(Extracted data entries)
^^^^^^^^^^^^^^^^

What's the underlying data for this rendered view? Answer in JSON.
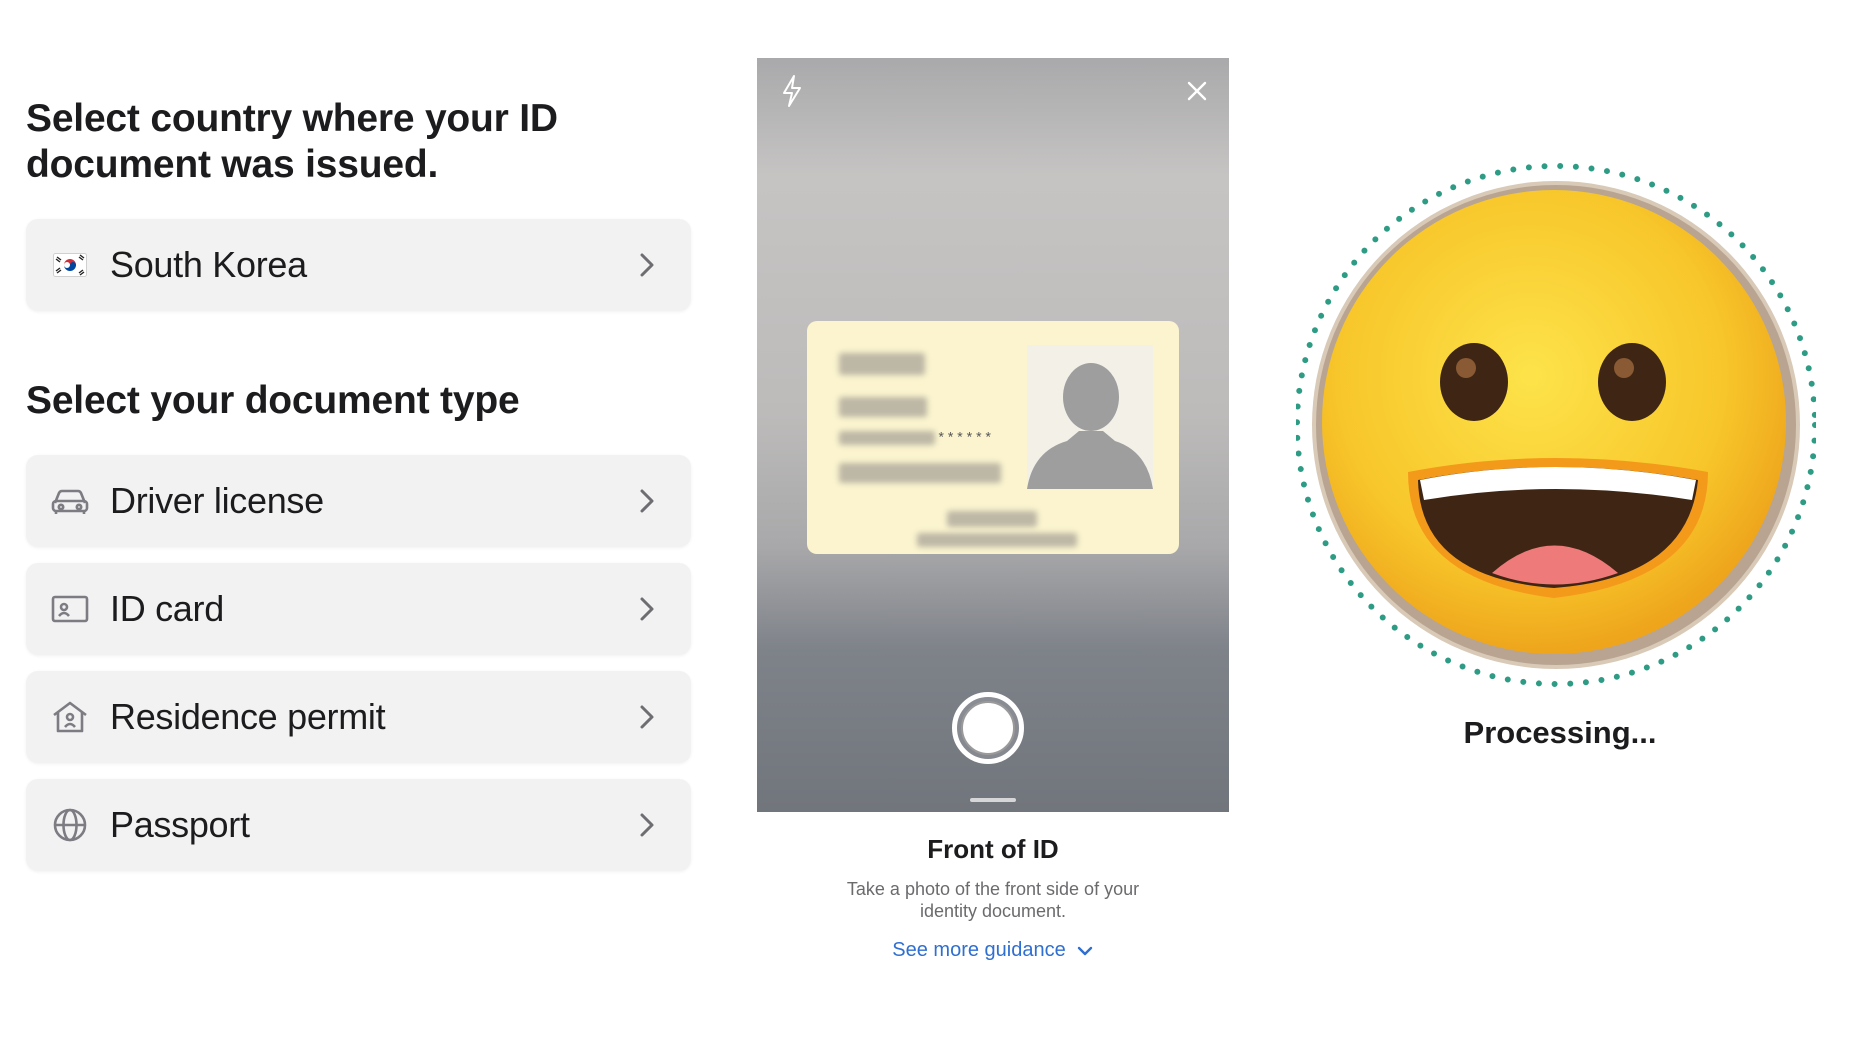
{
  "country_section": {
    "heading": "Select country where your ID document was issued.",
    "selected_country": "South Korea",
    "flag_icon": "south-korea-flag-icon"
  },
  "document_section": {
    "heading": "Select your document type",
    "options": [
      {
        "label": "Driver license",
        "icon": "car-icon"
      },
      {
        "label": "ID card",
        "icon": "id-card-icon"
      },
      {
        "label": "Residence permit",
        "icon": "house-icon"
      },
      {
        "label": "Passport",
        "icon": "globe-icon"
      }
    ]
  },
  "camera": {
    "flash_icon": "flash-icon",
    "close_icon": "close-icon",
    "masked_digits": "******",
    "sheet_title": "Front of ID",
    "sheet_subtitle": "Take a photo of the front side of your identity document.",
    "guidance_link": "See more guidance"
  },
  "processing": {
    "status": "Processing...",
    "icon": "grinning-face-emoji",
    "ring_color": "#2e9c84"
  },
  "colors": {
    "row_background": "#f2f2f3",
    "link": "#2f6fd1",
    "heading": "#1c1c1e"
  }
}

^^^^^^^^^^^^^^^^

- Aim of the exercise -
Every record above should come back exactly, but without its pictures.

- Answer to the exercise -
What's the underlying data for this rendered view? Answer in JSON.
{
  "country_section": {
    "heading": "Select country where your ID document was issued.",
    "selected_country": "South Korea",
    "flag_icon": "south-korea-flag-icon"
  },
  "document_section": {
    "heading": "Select your document type",
    "options": [
      {
        "label": "Driver license",
        "icon": "car-icon"
      },
      {
        "label": "ID card",
        "icon": "id-card-icon"
      },
      {
        "label": "Residence permit",
        "icon": "house-icon"
      },
      {
        "label": "Passport",
        "icon": "globe-icon"
      }
    ]
  },
  "camera": {
    "flash_icon": "flash-icon",
    "close_icon": "close-icon",
    "masked_digits": "******",
    "sheet_title": "Front of ID",
    "sheet_subtitle": "Take a photo of the front side of your identity document.",
    "guidance_link": "See more guidance"
  },
  "processing": {
    "status": "Processing...",
    "icon": "grinning-face-emoji",
    "ring_color": "#2e9c84"
  },
  "colors": {
    "row_background": "#f2f2f3",
    "link": "#2f6fd1",
    "heading": "#1c1c1e"
  }
}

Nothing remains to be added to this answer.